Records excerpted from a collection:
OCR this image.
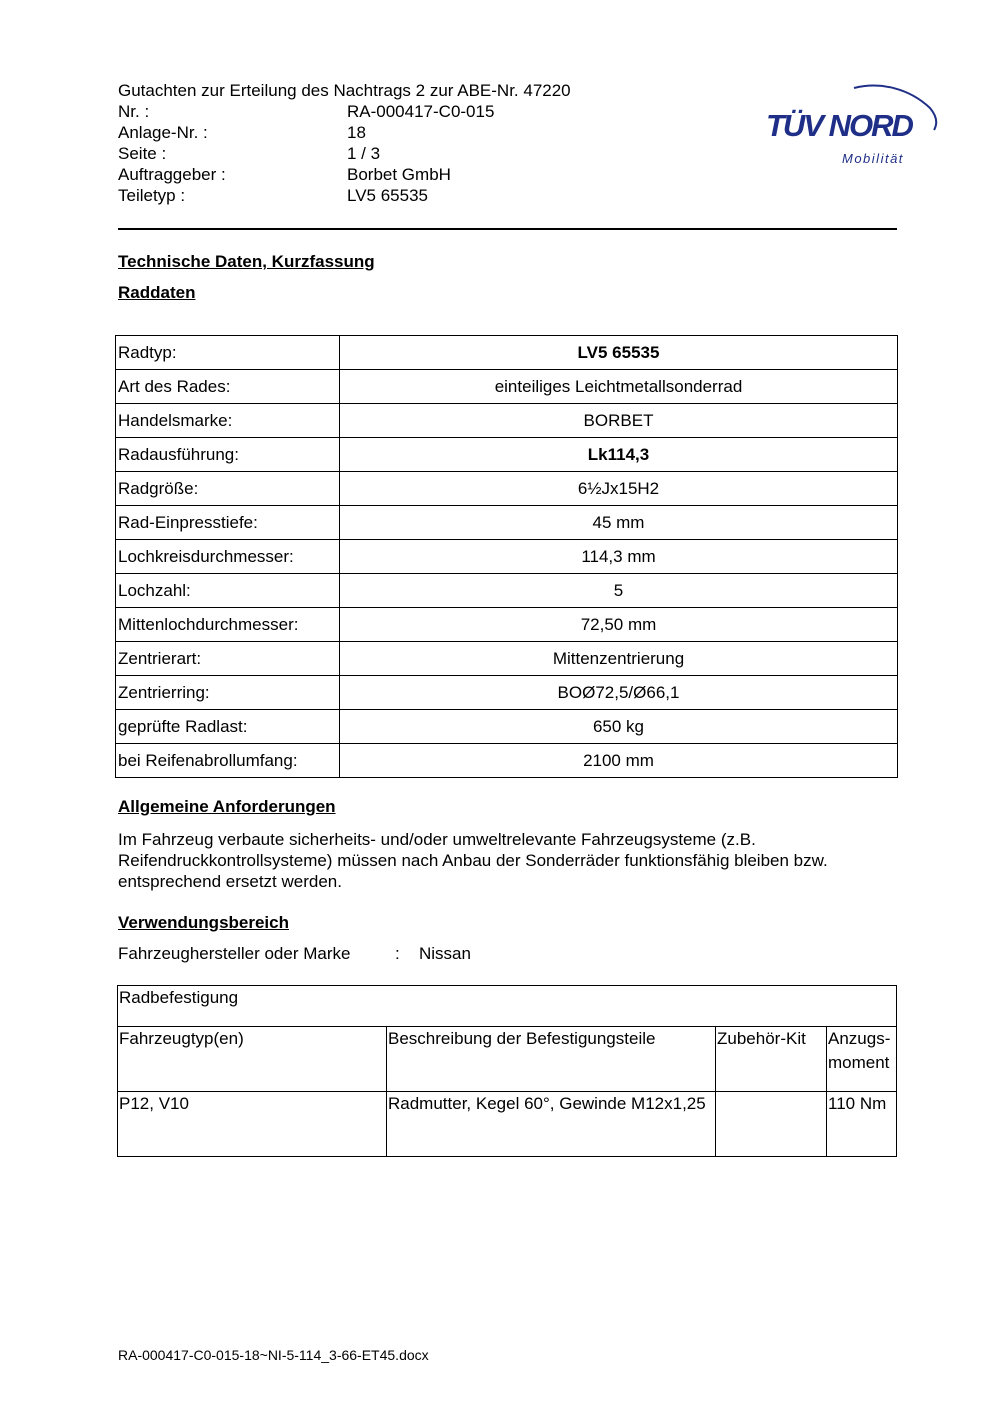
Gutachten zur Erteilung des Nachtrags 2 zur ABE-Nr. 47220
Nr. :	RA-000417-C0-015
Anlage-Nr. :	18
Seite :	1 / 3
Auftraggeber :	Borbet GmbH
Teiletyp :	LV5 65535
TÜV NORD
Mobilität
Technische Daten, Kurzfassung
Raddaten
Radtyp:	LV5 65535
Art des Rades:	einteiliges Leichtmetallsonderrad
Handelsmarke:	BORBET
Radausführung:	Lk114,3
Radgröße:	6½Jx15H2
Rad-Einpresstiefe:	45 mm
Lochkreisdurchmesser:	114,3 mm
Lochzahl:	5
Mittenlochdurchmesser:	72,50 mm
Zentrierart:	Mittenzentrierung
Zentrierring:	BOØ72,5/Ø66,1
geprüfte Radlast:	650 kg
bei Reifenabrollumfang:	2100 mm
Allgemeine Anforderungen
Im Fahrzeug verbaute sicherheits- und/oder umweltrelevante Fahrzeugsysteme (z.B. Reifendruckkontrollsysteme) müssen nach Anbau der Sonderräder funktionsfähig bleiben bzw. entsprechend ersetzt werden.
Verwendungsbereich
Fahrzeughersteller oder Marke	: Nissan
Radbefestigung			
Fahrzeugtyp(en)	Beschreibung der Befestigungsteile	Zubehör-Kit	Anzugs-moment
P12, V10	Radmutter, Kegel 60°, Gewinde M12x1,25		110 Nm
RA-000417-C0-015-18~NI-5-114_3-66-ET45.docx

> [Work to do]
Output all of the entries verbatim, leaving out any images.

> [Task response]
OCR this image.
Gutachten zur Erteilung des Nachtrags 2 zur ABE-Nr. 47220
Nr. :	RA-000417-C0-015
Anlage-Nr. :	18
Seite :	1 / 3
Auftraggeber :	Borbet GmbH
Teiletyp :	LV5 65535
TÜV NORD
Mobilität
Technische Daten, Kurzfassung
Raddaten
Radtyp:	LV5 65535
Art des Rades:	einteiliges Leichtmetallsonderrad
Handelsmarke:	BORBET
Radausführung:	Lk114,3
Radgröße:	6½Jx15H2
Rad-Einpresstiefe:	45 mm
Lochkreisdurchmesser:	114,3 mm
Lochzahl:	5
Mittenlochdurchmesser:	72,50 mm
Zentrierart:	Mittenzentrierung
Zentrierring:	BOØ72,5/Ø66,1
geprüfte Radlast:	650 kg
bei Reifenabrollumfang:	2100 mm
Allgemeine Anforderungen
Im Fahrzeug verbaute sicherheits- und/oder umweltrelevante Fahrzeugsysteme (z.B. Reifendruckkontrollsysteme) müssen nach Anbau der Sonderräder funktionsfähig bleiben bzw. entsprechend ersetzt werden.
Verwendungsbereich
Fahrzeughersteller oder Marke	: Nissan
Radbefestigung			
Fahrzeugtyp(en)	Beschreibung der Befestigungsteile	Zubehör-Kit	Anzugs-moment
P12, V10	Radmutter, Kegel 60°, Gewinde M12x1,25		110 Nm
RA-000417-C0-015-18~NI-5-114_3-66-ET45.docx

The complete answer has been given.